Transcribe every line of the data below word for word, omitting the pictures.

* * *

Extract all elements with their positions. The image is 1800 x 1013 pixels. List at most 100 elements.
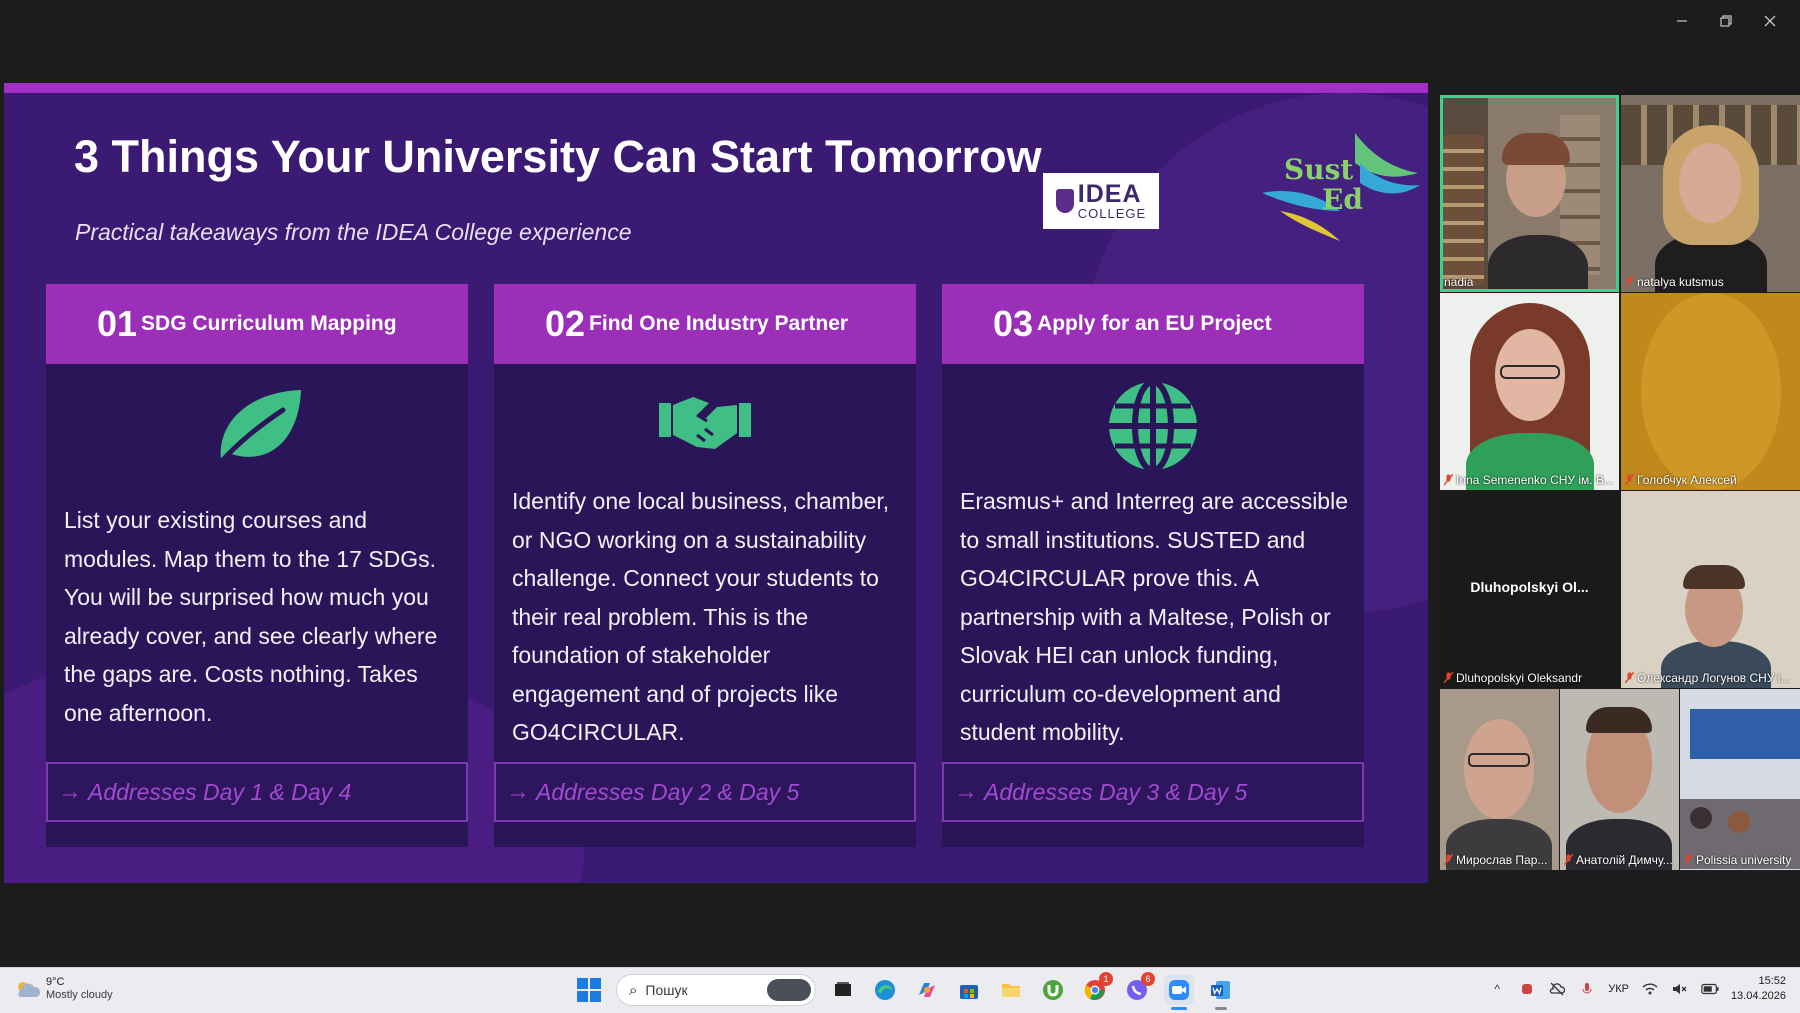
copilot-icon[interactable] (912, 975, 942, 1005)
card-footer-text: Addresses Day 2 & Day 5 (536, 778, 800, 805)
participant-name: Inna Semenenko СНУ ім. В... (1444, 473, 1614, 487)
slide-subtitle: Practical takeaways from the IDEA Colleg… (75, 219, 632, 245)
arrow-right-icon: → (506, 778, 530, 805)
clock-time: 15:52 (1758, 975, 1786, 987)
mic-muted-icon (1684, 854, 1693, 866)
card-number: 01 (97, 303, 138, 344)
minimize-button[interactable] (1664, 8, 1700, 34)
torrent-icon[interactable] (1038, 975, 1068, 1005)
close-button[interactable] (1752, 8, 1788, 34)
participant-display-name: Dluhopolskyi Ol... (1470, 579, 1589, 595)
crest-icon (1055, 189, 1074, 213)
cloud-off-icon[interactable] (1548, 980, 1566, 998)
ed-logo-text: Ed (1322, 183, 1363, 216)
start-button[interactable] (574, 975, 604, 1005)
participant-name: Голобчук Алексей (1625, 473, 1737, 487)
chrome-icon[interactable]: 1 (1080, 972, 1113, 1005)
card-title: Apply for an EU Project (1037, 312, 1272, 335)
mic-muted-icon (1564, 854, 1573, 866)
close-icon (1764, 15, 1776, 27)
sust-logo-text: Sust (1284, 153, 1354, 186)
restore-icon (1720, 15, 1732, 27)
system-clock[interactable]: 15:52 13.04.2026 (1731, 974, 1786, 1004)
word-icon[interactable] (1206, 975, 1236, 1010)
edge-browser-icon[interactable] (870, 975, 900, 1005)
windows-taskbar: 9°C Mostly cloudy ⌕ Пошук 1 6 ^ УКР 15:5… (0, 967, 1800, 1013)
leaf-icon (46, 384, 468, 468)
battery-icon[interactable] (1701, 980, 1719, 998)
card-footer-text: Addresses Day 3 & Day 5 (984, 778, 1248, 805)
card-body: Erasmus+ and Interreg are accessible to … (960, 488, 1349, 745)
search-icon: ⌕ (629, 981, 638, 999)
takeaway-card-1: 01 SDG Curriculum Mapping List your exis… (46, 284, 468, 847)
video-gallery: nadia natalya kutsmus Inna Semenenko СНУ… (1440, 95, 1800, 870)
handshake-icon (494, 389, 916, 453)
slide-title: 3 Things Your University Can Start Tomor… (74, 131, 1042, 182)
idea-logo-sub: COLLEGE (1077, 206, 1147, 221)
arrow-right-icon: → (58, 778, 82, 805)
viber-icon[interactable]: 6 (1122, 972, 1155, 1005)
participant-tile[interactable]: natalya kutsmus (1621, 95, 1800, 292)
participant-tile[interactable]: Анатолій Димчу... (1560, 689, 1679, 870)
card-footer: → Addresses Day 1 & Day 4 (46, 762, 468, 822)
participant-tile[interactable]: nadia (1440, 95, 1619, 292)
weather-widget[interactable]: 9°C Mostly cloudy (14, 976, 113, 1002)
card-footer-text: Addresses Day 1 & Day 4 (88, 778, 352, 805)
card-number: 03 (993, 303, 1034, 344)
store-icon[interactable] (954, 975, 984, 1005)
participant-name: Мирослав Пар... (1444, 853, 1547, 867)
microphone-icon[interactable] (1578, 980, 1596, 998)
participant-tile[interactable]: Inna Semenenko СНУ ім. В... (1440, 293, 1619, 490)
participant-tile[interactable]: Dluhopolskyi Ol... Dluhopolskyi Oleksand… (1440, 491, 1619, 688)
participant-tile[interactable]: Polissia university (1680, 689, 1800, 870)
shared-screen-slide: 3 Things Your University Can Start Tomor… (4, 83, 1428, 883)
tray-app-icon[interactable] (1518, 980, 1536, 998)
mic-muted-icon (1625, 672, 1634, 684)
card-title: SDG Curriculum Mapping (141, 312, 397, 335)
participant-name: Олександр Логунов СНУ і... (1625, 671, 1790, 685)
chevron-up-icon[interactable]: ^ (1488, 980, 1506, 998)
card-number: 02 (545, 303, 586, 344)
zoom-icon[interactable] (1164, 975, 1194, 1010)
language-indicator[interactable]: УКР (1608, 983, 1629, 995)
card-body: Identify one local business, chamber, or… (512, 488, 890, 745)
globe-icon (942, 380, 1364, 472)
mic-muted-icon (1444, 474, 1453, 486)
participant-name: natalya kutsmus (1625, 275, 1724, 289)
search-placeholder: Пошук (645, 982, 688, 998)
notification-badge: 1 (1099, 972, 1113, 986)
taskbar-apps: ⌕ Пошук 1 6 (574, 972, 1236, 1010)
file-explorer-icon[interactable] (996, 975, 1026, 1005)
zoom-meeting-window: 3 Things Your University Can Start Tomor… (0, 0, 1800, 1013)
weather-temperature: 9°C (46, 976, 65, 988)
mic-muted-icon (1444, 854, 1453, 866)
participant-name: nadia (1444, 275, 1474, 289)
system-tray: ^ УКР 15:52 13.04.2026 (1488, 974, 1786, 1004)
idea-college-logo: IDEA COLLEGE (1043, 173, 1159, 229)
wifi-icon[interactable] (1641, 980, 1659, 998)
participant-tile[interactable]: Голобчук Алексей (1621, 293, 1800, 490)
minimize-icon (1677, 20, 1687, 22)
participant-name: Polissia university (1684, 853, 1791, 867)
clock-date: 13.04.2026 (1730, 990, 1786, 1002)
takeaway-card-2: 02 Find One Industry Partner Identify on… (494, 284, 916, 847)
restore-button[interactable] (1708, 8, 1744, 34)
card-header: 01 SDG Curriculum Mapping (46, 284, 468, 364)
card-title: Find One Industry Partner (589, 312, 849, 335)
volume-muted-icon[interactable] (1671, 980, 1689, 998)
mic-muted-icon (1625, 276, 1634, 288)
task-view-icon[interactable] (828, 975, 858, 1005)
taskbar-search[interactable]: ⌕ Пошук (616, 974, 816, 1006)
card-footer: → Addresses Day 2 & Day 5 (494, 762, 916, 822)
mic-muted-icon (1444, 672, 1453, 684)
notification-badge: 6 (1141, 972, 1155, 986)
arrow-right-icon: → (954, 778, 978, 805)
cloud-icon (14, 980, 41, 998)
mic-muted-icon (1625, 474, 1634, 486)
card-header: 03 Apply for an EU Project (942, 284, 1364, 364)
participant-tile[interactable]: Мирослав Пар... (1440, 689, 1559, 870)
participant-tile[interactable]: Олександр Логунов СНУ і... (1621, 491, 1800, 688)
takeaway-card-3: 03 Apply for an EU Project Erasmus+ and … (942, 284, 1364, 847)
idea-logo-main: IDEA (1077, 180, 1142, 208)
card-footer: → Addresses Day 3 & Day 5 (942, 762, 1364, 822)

* * *

**Solution for this task**.
Extract all elements with their positions. The image is 1800 x 1013 pixels. List at most 100 elements.
copilot-icon[interactable] (912, 975, 942, 1005)
card-footer-text: Addresses Day 2 & Day 5 (536, 778, 800, 805)
participant-name: Inna Semenenko СНУ ім. В... (1444, 473, 1614, 487)
slide-subtitle: Practical takeaways from the IDEA Colleg… (75, 219, 632, 245)
arrow-right-icon: → (506, 778, 530, 805)
clock-time: 15:52 (1758, 975, 1786, 987)
mic-muted-icon (1684, 854, 1693, 866)
card-number: 01 (97, 303, 138, 344)
minimize-button[interactable] (1664, 8, 1700, 34)
torrent-icon[interactable] (1038, 975, 1068, 1005)
close-button[interactable] (1752, 8, 1788, 34)
participant-display-name: Dluhopolskyi Ol... (1470, 579, 1589, 595)
crest-icon (1055, 189, 1074, 213)
cloud-off-icon[interactable] (1548, 980, 1566, 998)
ed-logo-text: Ed (1322, 183, 1363, 216)
start-button[interactable] (574, 975, 604, 1005)
participant-name: Голобчук Алексей (1625, 473, 1737, 487)
chrome-icon[interactable]: 1 (1080, 972, 1113, 1005)
card-title: Apply for an EU Project (1037, 312, 1272, 335)
mic-muted-icon (1564, 854, 1573, 866)
close-icon (1764, 15, 1776, 27)
sust-logo-text: Sust (1284, 153, 1354, 186)
restore-icon (1720, 15, 1732, 27)
system-clock[interactable]: 15:52 13.04.2026 (1731, 974, 1786, 1004)
word-icon[interactable] (1206, 975, 1236, 1010)
edge-browser-icon[interactable] (870, 975, 900, 1005)
windows-taskbar: 9°C Mostly cloudy ⌕ Пошук 1 6 ^ УКР 15:5… (0, 967, 1800, 1013)
leaf-icon (46, 384, 468, 468)
battery-icon[interactable] (1701, 980, 1719, 998)
card-footer-text: Addresses Day 3 & Day 5 (984, 778, 1248, 805)
card-body: Erasmus+ and Interreg are accessible to … (960, 488, 1349, 745)
search-icon: ⌕ (629, 981, 638, 999)
takeaway-card-1: 01 SDG Curriculum Mapping List your exis… (46, 284, 468, 847)
video-gallery: nadia natalya kutsmus Inna Semenenko СНУ… (1440, 95, 1800, 870)
handshake-icon (494, 389, 916, 453)
slide-title: 3 Things Your University Can Start Tomor… (74, 131, 1042, 182)
idea-logo-sub: COLLEGE (1077, 206, 1147, 221)
arrow-right-icon: → (58, 778, 82, 805)
viber-icon[interactable]: 6 (1122, 972, 1155, 1005)
participant-tile[interactable]: natalya kutsmus (1621, 95, 1800, 292)
participant-tile[interactable]: Анатолій Димчу... (1560, 689, 1679, 870)
card-footer: → Addresses Day 1 & Day 4 (46, 762, 468, 822)
participant-tile[interactable]: nadia (1440, 95, 1619, 292)
weather-widget[interactable]: 9°C Mostly cloudy (14, 976, 113, 1002)
card-footer-text: Addresses Day 1 & Day 4 (88, 778, 352, 805)
card-number: 03 (993, 303, 1034, 344)
store-icon[interactable] (954, 975, 984, 1005)
participant-name: Мирослав Пар... (1444, 853, 1547, 867)
microphone-icon[interactable] (1578, 980, 1596, 998)
participant-tile[interactable]: Inna Semenenko СНУ ім. В... (1440, 293, 1619, 490)
participant-tile[interactable]: Dluhopolskyi Ol... Dluhopolskyi Oleksand… (1440, 491, 1619, 688)
participant-tile[interactable]: Polissia university (1680, 689, 1800, 870)
shared-screen-slide: 3 Things Your University Can Start Tomor… (4, 83, 1428, 883)
tray-app-icon[interactable] (1518, 980, 1536, 998)
mic-muted-icon (1625, 672, 1634, 684)
card-title: SDG Curriculum Mapping (141, 312, 397, 335)
participant-name: Олександр Логунов СНУ і... (1625, 671, 1790, 685)
chevron-up-icon[interactable]: ^ (1488, 980, 1506, 998)
card-number: 02 (545, 303, 586, 344)
zoom-icon[interactable] (1164, 975, 1194, 1010)
language-indicator[interactable]: УКР (1608, 983, 1629, 995)
card-body: Identify one local business, chamber, or… (512, 488, 890, 745)
globe-icon (942, 380, 1364, 472)
mic-muted-icon (1444, 474, 1453, 486)
participant-name: natalya kutsmus (1625, 275, 1724, 289)
search-placeholder: Пошук (645, 982, 688, 998)
notification-badge: 1 (1099, 972, 1113, 986)
taskbar-apps: ⌕ Пошук 1 6 (574, 972, 1236, 1010)
file-explorer-icon[interactable] (996, 975, 1026, 1005)
zoom-meeting-window: 3 Things Your University Can Start Tomor… (0, 0, 1800, 1013)
weather-temperature: 9°C (46, 976, 65, 988)
mic-muted-icon (1444, 854, 1453, 866)
participant-name: nadia (1444, 275, 1474, 289)
system-tray: ^ УКР 15:52 13.04.2026 (1488, 974, 1786, 1004)
idea-college-logo: IDEA COLLEGE (1043, 173, 1159, 229)
wifi-icon[interactable] (1641, 980, 1659, 998)
participant-tile[interactable]: Голобчук Алексей (1621, 293, 1800, 490)
minimize-icon (1677, 20, 1687, 22)
participant-name: Polissia university (1684, 853, 1791, 867)
clock-date: 13.04.2026 (1730, 990, 1786, 1002)
takeaway-card-2: 02 Find One Industry Partner Identify on… (494, 284, 916, 847)
restore-button[interactable] (1708, 8, 1744, 34)
card-header: 01 SDG Curriculum Mapping (46, 284, 468, 364)
card-title: Find One Industry Partner (589, 312, 849, 335)
volume-muted-icon[interactable] (1671, 980, 1689, 998)
mic-muted-icon (1625, 276, 1634, 288)
task-view-icon[interactable] (828, 975, 858, 1005)
taskbar-search[interactable]: ⌕ Пошук (616, 974, 816, 1006)
card-footer: → Addresses Day 2 & Day 5 (494, 762, 916, 822)
mic-muted-icon (1444, 672, 1453, 684)
notification-badge: 6 (1141, 972, 1155, 986)
arrow-right-icon: → (954, 778, 978, 805)
cloud-icon (14, 980, 41, 998)
mic-muted-icon (1625, 474, 1634, 486)
card-header: 03 Apply for an EU Project (942, 284, 1364, 364)
participant-tile[interactable]: Мирослав Пар... (1440, 689, 1559, 870)
participant-tile[interactable]: Олександр Логунов СНУ і... (1621, 491, 1800, 688)
takeaway-card-3: 03 Apply for an EU Project Erasmus+ and … (942, 284, 1364, 847)
idea-logo-main: IDEA (1077, 180, 1142, 208)
card-footer: → Addresses Day 3 & Day 5 (942, 762, 1364, 822)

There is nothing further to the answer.